* Start DATA RECORDS *

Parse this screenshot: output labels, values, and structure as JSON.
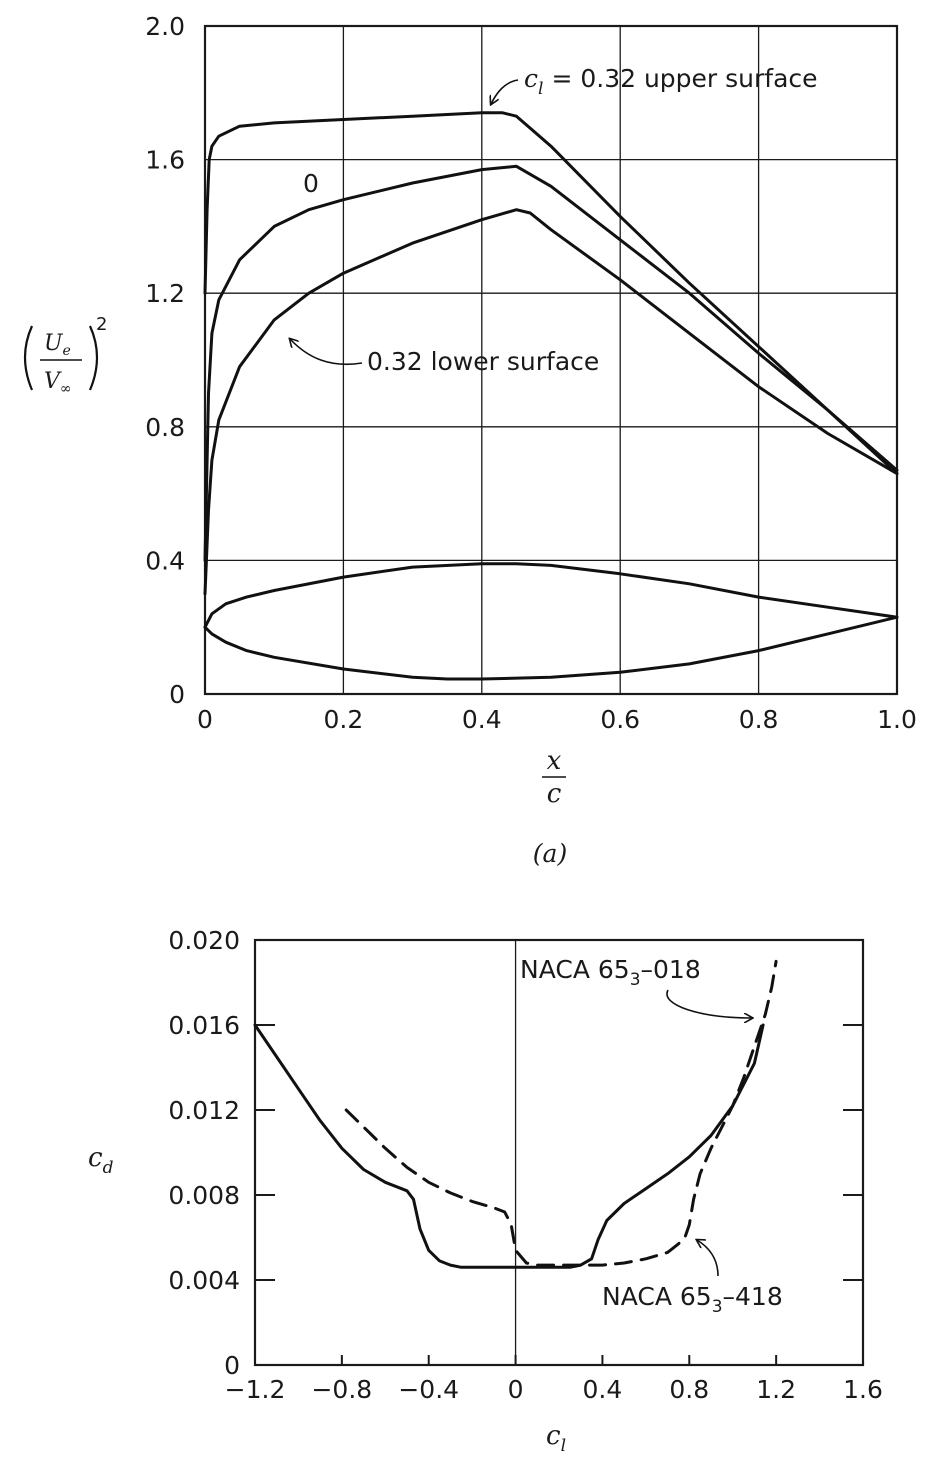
{
  "chart_data": [
    {
      "type": "line",
      "panel_label": "(a)",
      "xlabel": {
        "num": "x",
        "den": "c"
      },
      "ylabel": {
        "num": "U",
        "num_sub": "e",
        "den": "V",
        "den_sub": "∞",
        "power": "2"
      },
      "xlim": [
        0,
        1.0
      ],
      "ylim": [
        0,
        2.0
      ],
      "x_ticks": [
        0,
        0.2,
        0.4,
        0.6,
        0.8,
        1.0
      ],
      "x_tick_labels": [
        "0",
        "0.2",
        "0.4",
        "0.6",
        "0.8",
        "1.0"
      ],
      "y_ticks": [
        0,
        0.4,
        0.8,
        1.2,
        1.6,
        2.0
      ],
      "y_tick_labels": [
        "0",
        "0.4",
        "0.8",
        "1.2",
        "1.6",
        "2.0"
      ],
      "grid": true,
      "series": [
        {
          "key": "upper",
          "x": [
            0,
            0.003,
            0.006,
            0.01,
            0.02,
            0.05,
            0.1,
            0.2,
            0.3,
            0.4,
            0.43,
            0.45,
            0.5,
            0.6,
            0.7,
            0.8,
            0.9,
            1.0
          ],
          "y": [
            1.2,
            1.45,
            1.6,
            1.64,
            1.67,
            1.7,
            1.71,
            1.72,
            1.73,
            1.74,
            1.74,
            1.73,
            1.64,
            1.43,
            1.23,
            1.04,
            0.85,
            0.67
          ]
        },
        {
          "key": "zero",
          "x": [
            0,
            0.005,
            0.01,
            0.02,
            0.05,
            0.1,
            0.15,
            0.2,
            0.3,
            0.4,
            0.45,
            0.5,
            0.6,
            0.7,
            0.8,
            0.9,
            1.0
          ],
          "y": [
            0.4,
            0.9,
            1.08,
            1.18,
            1.3,
            1.4,
            1.45,
            1.48,
            1.53,
            1.57,
            1.58,
            1.52,
            1.36,
            1.2,
            1.02,
            0.85,
            0.66
          ]
        },
        {
          "key": "lower",
          "x": [
            0,
            0.005,
            0.01,
            0.02,
            0.05,
            0.1,
            0.15,
            0.2,
            0.3,
            0.4,
            0.45,
            0.47,
            0.5,
            0.6,
            0.7,
            0.8,
            0.9,
            1.0
          ],
          "y": [
            0.3,
            0.55,
            0.7,
            0.82,
            0.98,
            1.12,
            1.2,
            1.26,
            1.35,
            1.42,
            1.45,
            1.44,
            1.39,
            1.24,
            1.08,
            0.92,
            0.78,
            0.66
          ]
        },
        {
          "key": "profile-upper",
          "x": [
            0,
            0.01,
            0.03,
            0.06,
            0.1,
            0.2,
            0.3,
            0.4,
            0.45,
            0.5,
            0.6,
            0.7,
            0.8,
            0.9,
            1.0
          ],
          "y": [
            0.2,
            0.24,
            0.27,
            0.29,
            0.31,
            0.35,
            0.38,
            0.39,
            0.39,
            0.385,
            0.36,
            0.33,
            0.29,
            0.26,
            0.23
          ]
        },
        {
          "key": "profile-lower",
          "x": [
            0,
            0.01,
            0.03,
            0.06,
            0.1,
            0.2,
            0.3,
            0.35,
            0.4,
            0.5,
            0.6,
            0.7,
            0.8,
            0.9,
            1.0
          ],
          "y": [
            0.2,
            0.18,
            0.155,
            0.13,
            0.11,
            0.075,
            0.05,
            0.045,
            0.045,
            0.05,
            0.065,
            0.09,
            0.13,
            0.18,
            0.23
          ]
        }
      ],
      "annotations": [
        {
          "key": "upper",
          "label": "= 0.32 upper surface",
          "math": "c",
          "math_sub": "l"
        },
        {
          "key": "zero",
          "label": "0"
        },
        {
          "key": "lower",
          "label": "0.32 lower surface"
        }
      ]
    },
    {
      "type": "line",
      "xlabel": {
        "text": "c",
        "sub": "l"
      },
      "ylabel": {
        "text": "c",
        "sub": "d"
      },
      "xlim": [
        -1.2,
        1.6
      ],
      "ylim": [
        0,
        0.02
      ],
      "x_ticks": [
        -1.2,
        -0.8,
        -0.4,
        0,
        0.4,
        0.8,
        1.2,
        1.6
      ],
      "x_tick_labels": [
        "−1.2",
        "−0.8",
        "−0.4",
        "0",
        "0.4",
        "0.8",
        "1.2",
        "1.6"
      ],
      "y_ticks": [
        0,
        0.004,
        0.008,
        0.012,
        0.016,
        0.02
      ],
      "y_tick_labels": [
        "0",
        "0.004",
        "0.008",
        "0.012",
        "0.016",
        "0.020"
      ],
      "grid": false,
      "series": [
        {
          "key": "naca-018",
          "style": "solid",
          "x": [
            -1.2,
            -1.1,
            -1.0,
            -0.9,
            -0.8,
            -0.7,
            -0.6,
            -0.5,
            -0.47,
            -0.44,
            -0.4,
            -0.35,
            -0.3,
            -0.25,
            0,
            0.25,
            0.3,
            0.35,
            0.38,
            0.42,
            0.5,
            0.6,
            0.7,
            0.8,
            0.9,
            1.0,
            1.1,
            1.14
          ],
          "y": [
            0.016,
            0.0145,
            0.013,
            0.0115,
            0.0102,
            0.0092,
            0.0086,
            0.0082,
            0.0078,
            0.0064,
            0.0054,
            0.0049,
            0.0047,
            0.0046,
            0.0046,
            0.0046,
            0.0047,
            0.005,
            0.0059,
            0.0068,
            0.0076,
            0.0083,
            0.009,
            0.0098,
            0.0108,
            0.0122,
            0.0142,
            0.016
          ]
        },
        {
          "key": "naca-418",
          "style": "dashed",
          "x": [
            -0.78,
            -0.7,
            -0.6,
            -0.5,
            -0.4,
            -0.3,
            -0.2,
            -0.1,
            -0.05,
            -0.02,
            0,
            0.05,
            0.1,
            0.2,
            0.3,
            0.4,
            0.5,
            0.6,
            0.7,
            0.75,
            0.78,
            0.8,
            0.82,
            0.85,
            0.9,
            0.95,
            1.0,
            1.05,
            1.1,
            1.15,
            1.18,
            1.2
          ],
          "y": [
            0.012,
            0.0112,
            0.0102,
            0.0093,
            0.0086,
            0.0081,
            0.0077,
            0.0074,
            0.0072,
            0.0066,
            0.0054,
            0.0048,
            0.0047,
            0.0047,
            0.0047,
            0.0047,
            0.0048,
            0.005,
            0.0053,
            0.0057,
            0.006,
            0.0066,
            0.0078,
            0.009,
            0.0102,
            0.0112,
            0.0122,
            0.0135,
            0.015,
            0.0165,
            0.0178,
            0.019
          ]
        }
      ],
      "annotations": [
        {
          "key": "naca-018",
          "label": "NACA 65",
          "sub": "3",
          "suffix": "–018"
        },
        {
          "key": "naca-418",
          "label": "NACA 65",
          "sub": "3",
          "suffix": "–418"
        }
      ]
    }
  ]
}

* End DATA RECORDS *

EXERCISE GOAL
Reproduce every record word for word. The copy must contain no pictures.

PROBLEM SOLUTION
Parse this screenshot: output labels, values, and structure as JSON.
{
  "chart_data": [
    {
      "type": "line",
      "panel_label": "(a)",
      "xlabel": {
        "num": "x",
        "den": "c"
      },
      "ylabel": {
        "num": "U",
        "num_sub": "e",
        "den": "V",
        "den_sub": "∞",
        "power": "2"
      },
      "xlim": [
        0,
        1.0
      ],
      "ylim": [
        0,
        2.0
      ],
      "x_ticks": [
        0,
        0.2,
        0.4,
        0.6,
        0.8,
        1.0
      ],
      "x_tick_labels": [
        "0",
        "0.2",
        "0.4",
        "0.6",
        "0.8",
        "1.0"
      ],
      "y_ticks": [
        0,
        0.4,
        0.8,
        1.2,
        1.6,
        2.0
      ],
      "y_tick_labels": [
        "0",
        "0.4",
        "0.8",
        "1.2",
        "1.6",
        "2.0"
      ],
      "grid": true,
      "series": [
        {
          "key": "upper",
          "x": [
            0,
            0.003,
            0.006,
            0.01,
            0.02,
            0.05,
            0.1,
            0.2,
            0.3,
            0.4,
            0.43,
            0.45,
            0.5,
            0.6,
            0.7,
            0.8,
            0.9,
            1.0
          ],
          "y": [
            1.2,
            1.45,
            1.6,
            1.64,
            1.67,
            1.7,
            1.71,
            1.72,
            1.73,
            1.74,
            1.74,
            1.73,
            1.64,
            1.43,
            1.23,
            1.04,
            0.85,
            0.67
          ]
        },
        {
          "key": "zero",
          "x": [
            0,
            0.005,
            0.01,
            0.02,
            0.05,
            0.1,
            0.15,
            0.2,
            0.3,
            0.4,
            0.45,
            0.5,
            0.6,
            0.7,
            0.8,
            0.9,
            1.0
          ],
          "y": [
            0.4,
            0.9,
            1.08,
            1.18,
            1.3,
            1.4,
            1.45,
            1.48,
            1.53,
            1.57,
            1.58,
            1.52,
            1.36,
            1.2,
            1.02,
            0.85,
            0.66
          ]
        },
        {
          "key": "lower",
          "x": [
            0,
            0.005,
            0.01,
            0.02,
            0.05,
            0.1,
            0.15,
            0.2,
            0.3,
            0.4,
            0.45,
            0.47,
            0.5,
            0.6,
            0.7,
            0.8,
            0.9,
            1.0
          ],
          "y": [
            0.3,
            0.55,
            0.7,
            0.82,
            0.98,
            1.12,
            1.2,
            1.26,
            1.35,
            1.42,
            1.45,
            1.44,
            1.39,
            1.24,
            1.08,
            0.92,
            0.78,
            0.66
          ]
        },
        {
          "key": "profile-upper",
          "x": [
            0,
            0.01,
            0.03,
            0.06,
            0.1,
            0.2,
            0.3,
            0.4,
            0.45,
            0.5,
            0.6,
            0.7,
            0.8,
            0.9,
            1.0
          ],
          "y": [
            0.2,
            0.24,
            0.27,
            0.29,
            0.31,
            0.35,
            0.38,
            0.39,
            0.39,
            0.385,
            0.36,
            0.33,
            0.29,
            0.26,
            0.23
          ]
        },
        {
          "key": "profile-lower",
          "x": [
            0,
            0.01,
            0.03,
            0.06,
            0.1,
            0.2,
            0.3,
            0.35,
            0.4,
            0.5,
            0.6,
            0.7,
            0.8,
            0.9,
            1.0
          ],
          "y": [
            0.2,
            0.18,
            0.155,
            0.13,
            0.11,
            0.075,
            0.05,
            0.045,
            0.045,
            0.05,
            0.065,
            0.09,
            0.13,
            0.18,
            0.23
          ]
        }
      ],
      "annotations": [
        {
          "key": "upper",
          "label": "= 0.32 upper surface",
          "math": "c",
          "math_sub": "l"
        },
        {
          "key": "zero",
          "label": "0"
        },
        {
          "key": "lower",
          "label": "0.32 lower surface"
        }
      ]
    },
    {
      "type": "line",
      "xlabel": {
        "text": "c",
        "sub": "l"
      },
      "ylabel": {
        "text": "c",
        "sub": "d"
      },
      "xlim": [
        -1.2,
        1.6
      ],
      "ylim": [
        0,
        0.02
      ],
      "x_ticks": [
        -1.2,
        -0.8,
        -0.4,
        0,
        0.4,
        0.8,
        1.2,
        1.6
      ],
      "x_tick_labels": [
        "−1.2",
        "−0.8",
        "−0.4",
        "0",
        "0.4",
        "0.8",
        "1.2",
        "1.6"
      ],
      "y_ticks": [
        0,
        0.004,
        0.008,
        0.012,
        0.016,
        0.02
      ],
      "y_tick_labels": [
        "0",
        "0.004",
        "0.008",
        "0.012",
        "0.016",
        "0.020"
      ],
      "grid": false,
      "series": [
        {
          "key": "naca-018",
          "style": "solid",
          "x": [
            -1.2,
            -1.1,
            -1.0,
            -0.9,
            -0.8,
            -0.7,
            -0.6,
            -0.5,
            -0.47,
            -0.44,
            -0.4,
            -0.35,
            -0.3,
            -0.25,
            0,
            0.25,
            0.3,
            0.35,
            0.38,
            0.42,
            0.5,
            0.6,
            0.7,
            0.8,
            0.9,
            1.0,
            1.1,
            1.14
          ],
          "y": [
            0.016,
            0.0145,
            0.013,
            0.0115,
            0.0102,
            0.0092,
            0.0086,
            0.0082,
            0.0078,
            0.0064,
            0.0054,
            0.0049,
            0.0047,
            0.0046,
            0.0046,
            0.0046,
            0.0047,
            0.005,
            0.0059,
            0.0068,
            0.0076,
            0.0083,
            0.009,
            0.0098,
            0.0108,
            0.0122,
            0.0142,
            0.016
          ]
        },
        {
          "key": "naca-418",
          "style": "dashed",
          "x": [
            -0.78,
            -0.7,
            -0.6,
            -0.5,
            -0.4,
            -0.3,
            -0.2,
            -0.1,
            -0.05,
            -0.02,
            0,
            0.05,
            0.1,
            0.2,
            0.3,
            0.4,
            0.5,
            0.6,
            0.7,
            0.75,
            0.78,
            0.8,
            0.82,
            0.85,
            0.9,
            0.95,
            1.0,
            1.05,
            1.1,
            1.15,
            1.18,
            1.2
          ],
          "y": [
            0.012,
            0.0112,
            0.0102,
            0.0093,
            0.0086,
            0.0081,
            0.0077,
            0.0074,
            0.0072,
            0.0066,
            0.0054,
            0.0048,
            0.0047,
            0.0047,
            0.0047,
            0.0047,
            0.0048,
            0.005,
            0.0053,
            0.0057,
            0.006,
            0.0066,
            0.0078,
            0.009,
            0.0102,
            0.0112,
            0.0122,
            0.0135,
            0.015,
            0.0165,
            0.0178,
            0.019
          ]
        }
      ],
      "annotations": [
        {
          "key": "naca-018",
          "label": "NACA 65",
          "sub": "3",
          "suffix": "–018"
        },
        {
          "key": "naca-418",
          "label": "NACA 65",
          "sub": "3",
          "suffix": "–418"
        }
      ]
    }
  ]
}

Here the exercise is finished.